→ **What this task involves**:
Scan the data below. Pull out each line where "type" occurs.

→ **Dataset entries**:

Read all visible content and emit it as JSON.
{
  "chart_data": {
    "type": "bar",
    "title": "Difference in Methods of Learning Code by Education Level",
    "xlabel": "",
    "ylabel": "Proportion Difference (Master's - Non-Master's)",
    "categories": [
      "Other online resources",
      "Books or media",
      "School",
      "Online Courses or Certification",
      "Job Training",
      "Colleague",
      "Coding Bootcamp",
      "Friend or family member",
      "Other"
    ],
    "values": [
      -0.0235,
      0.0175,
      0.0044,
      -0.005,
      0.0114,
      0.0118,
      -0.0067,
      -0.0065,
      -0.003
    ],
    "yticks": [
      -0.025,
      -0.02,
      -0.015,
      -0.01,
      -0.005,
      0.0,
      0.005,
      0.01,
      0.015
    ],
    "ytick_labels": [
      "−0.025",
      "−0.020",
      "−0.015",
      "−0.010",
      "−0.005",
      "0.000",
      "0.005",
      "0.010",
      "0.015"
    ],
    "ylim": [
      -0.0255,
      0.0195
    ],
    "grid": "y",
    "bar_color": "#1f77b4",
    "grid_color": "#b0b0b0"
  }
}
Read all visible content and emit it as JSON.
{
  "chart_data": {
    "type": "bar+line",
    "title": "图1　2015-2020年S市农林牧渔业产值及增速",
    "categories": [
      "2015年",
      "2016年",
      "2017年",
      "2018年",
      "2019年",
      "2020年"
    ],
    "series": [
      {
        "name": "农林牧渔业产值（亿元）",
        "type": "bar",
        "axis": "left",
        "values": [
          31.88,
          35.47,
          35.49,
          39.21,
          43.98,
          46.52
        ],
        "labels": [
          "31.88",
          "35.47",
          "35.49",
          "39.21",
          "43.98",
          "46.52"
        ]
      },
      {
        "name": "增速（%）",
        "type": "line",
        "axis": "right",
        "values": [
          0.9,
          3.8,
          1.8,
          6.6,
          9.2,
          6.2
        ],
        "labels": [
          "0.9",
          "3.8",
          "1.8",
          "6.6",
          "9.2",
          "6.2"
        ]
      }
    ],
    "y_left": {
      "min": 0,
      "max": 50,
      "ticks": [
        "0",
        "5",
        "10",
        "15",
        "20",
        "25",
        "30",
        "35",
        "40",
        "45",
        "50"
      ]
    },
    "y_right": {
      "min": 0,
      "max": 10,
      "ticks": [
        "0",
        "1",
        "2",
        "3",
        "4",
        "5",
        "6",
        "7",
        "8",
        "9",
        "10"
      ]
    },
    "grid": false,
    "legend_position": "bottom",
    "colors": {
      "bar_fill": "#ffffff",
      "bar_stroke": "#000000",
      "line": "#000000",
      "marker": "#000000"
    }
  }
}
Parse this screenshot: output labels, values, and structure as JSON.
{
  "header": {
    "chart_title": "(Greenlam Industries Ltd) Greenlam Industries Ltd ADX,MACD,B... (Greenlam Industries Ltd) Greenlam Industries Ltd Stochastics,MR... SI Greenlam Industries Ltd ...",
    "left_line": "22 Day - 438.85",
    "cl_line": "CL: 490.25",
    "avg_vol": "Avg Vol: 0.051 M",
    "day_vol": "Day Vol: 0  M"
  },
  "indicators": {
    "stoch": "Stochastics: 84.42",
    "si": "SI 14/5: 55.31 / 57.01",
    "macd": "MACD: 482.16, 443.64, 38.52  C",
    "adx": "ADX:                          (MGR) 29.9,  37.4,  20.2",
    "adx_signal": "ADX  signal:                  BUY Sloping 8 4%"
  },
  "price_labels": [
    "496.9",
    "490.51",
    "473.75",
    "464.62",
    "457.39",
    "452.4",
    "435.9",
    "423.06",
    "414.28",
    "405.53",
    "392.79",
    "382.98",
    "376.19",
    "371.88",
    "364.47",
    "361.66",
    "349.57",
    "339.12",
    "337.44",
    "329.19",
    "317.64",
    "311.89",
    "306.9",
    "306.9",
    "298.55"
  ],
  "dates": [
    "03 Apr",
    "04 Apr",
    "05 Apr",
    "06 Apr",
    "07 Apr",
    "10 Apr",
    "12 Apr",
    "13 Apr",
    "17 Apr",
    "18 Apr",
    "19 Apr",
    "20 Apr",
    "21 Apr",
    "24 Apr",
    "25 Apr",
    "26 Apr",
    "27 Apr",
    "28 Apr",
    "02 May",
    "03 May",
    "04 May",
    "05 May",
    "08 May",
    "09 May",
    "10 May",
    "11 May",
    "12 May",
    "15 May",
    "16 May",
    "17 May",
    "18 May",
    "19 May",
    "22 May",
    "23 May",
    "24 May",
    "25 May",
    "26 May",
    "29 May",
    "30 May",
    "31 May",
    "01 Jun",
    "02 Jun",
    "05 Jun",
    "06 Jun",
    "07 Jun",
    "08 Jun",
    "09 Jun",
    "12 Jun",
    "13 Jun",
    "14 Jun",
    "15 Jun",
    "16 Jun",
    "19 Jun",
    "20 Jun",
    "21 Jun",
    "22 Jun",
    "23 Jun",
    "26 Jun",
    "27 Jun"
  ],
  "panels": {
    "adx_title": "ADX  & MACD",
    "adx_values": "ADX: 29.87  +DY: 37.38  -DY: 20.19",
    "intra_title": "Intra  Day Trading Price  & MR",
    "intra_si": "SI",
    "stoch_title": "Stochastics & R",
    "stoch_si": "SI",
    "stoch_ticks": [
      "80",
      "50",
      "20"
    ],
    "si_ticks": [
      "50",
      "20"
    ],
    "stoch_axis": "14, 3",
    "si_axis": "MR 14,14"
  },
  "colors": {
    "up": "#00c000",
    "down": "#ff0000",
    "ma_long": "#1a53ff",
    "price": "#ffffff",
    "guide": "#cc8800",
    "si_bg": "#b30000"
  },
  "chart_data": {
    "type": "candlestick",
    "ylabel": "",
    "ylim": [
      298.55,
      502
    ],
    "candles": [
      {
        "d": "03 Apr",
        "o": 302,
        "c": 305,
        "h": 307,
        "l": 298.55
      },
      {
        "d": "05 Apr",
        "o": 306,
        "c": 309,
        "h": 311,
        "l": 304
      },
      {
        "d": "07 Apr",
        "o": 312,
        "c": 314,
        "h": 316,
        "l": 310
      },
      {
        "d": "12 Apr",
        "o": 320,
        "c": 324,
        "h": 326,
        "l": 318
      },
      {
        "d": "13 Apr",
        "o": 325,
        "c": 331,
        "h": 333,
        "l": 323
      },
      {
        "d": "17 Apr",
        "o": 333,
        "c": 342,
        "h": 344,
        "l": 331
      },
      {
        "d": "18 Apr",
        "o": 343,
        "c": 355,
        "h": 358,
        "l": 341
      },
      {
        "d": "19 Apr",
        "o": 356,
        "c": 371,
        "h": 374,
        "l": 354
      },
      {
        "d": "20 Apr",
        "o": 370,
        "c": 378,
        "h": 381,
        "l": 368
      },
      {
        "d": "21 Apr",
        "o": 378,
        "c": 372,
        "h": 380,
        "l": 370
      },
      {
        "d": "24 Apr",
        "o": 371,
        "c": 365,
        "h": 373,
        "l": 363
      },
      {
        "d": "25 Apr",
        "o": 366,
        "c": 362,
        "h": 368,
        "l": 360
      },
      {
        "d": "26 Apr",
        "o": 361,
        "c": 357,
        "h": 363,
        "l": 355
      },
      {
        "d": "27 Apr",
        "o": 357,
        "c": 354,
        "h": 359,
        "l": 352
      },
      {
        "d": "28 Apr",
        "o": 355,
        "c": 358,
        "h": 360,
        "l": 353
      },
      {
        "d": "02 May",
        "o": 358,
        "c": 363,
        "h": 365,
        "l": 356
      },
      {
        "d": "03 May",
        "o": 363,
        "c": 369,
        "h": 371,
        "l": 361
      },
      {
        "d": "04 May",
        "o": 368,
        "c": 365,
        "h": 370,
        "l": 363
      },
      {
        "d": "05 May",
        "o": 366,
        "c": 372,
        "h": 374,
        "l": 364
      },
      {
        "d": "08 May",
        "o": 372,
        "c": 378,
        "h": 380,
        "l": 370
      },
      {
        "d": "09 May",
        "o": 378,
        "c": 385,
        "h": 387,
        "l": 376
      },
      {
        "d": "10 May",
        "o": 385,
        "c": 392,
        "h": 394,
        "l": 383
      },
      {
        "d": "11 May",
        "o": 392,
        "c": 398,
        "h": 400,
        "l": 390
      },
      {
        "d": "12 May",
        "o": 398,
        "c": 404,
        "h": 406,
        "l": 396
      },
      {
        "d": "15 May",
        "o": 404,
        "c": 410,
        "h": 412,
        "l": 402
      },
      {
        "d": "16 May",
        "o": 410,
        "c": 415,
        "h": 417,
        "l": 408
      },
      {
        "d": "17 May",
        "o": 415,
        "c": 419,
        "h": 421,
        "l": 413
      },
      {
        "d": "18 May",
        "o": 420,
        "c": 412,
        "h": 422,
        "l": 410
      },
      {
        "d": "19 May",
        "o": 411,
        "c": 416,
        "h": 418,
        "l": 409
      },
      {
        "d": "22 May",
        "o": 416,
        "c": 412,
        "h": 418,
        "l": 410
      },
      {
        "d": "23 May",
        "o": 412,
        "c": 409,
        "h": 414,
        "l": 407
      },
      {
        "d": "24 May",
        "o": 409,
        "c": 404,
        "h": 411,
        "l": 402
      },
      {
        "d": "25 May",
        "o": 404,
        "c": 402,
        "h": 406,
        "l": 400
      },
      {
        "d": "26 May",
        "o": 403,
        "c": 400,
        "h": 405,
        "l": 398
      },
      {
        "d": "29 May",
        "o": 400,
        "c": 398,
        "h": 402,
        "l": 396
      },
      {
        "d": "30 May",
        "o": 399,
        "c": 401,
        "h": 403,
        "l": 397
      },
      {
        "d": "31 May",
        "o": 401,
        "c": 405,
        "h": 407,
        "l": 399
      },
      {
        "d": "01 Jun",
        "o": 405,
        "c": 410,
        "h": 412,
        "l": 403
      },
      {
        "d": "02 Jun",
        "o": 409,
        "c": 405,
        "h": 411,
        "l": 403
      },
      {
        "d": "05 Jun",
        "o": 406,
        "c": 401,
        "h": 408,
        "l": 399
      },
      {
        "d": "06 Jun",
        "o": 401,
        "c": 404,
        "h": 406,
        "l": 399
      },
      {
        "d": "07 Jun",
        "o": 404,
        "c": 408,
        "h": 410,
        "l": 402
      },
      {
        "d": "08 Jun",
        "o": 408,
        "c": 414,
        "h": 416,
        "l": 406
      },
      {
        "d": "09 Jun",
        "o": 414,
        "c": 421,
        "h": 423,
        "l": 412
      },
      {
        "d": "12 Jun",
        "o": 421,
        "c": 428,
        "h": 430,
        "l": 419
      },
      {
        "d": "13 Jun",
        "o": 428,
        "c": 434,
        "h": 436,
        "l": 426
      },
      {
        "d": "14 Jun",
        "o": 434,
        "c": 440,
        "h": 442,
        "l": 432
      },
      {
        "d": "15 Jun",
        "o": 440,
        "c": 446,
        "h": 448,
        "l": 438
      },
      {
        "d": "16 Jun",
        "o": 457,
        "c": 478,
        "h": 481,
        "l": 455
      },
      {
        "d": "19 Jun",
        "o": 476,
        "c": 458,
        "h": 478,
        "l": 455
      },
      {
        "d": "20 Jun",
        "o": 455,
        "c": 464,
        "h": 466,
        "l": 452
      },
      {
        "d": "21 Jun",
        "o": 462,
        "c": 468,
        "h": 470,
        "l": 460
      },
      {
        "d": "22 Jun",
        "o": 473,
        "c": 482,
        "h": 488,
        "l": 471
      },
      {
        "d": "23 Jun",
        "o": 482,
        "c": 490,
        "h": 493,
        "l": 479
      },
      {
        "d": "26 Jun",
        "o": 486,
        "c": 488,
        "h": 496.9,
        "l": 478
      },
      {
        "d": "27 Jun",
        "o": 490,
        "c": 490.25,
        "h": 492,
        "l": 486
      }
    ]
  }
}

→ **In response**:
    "type": "bar",
    "type": "bar+line",
        "type": "bar",
        "type": "line",
    "type": "candlestick",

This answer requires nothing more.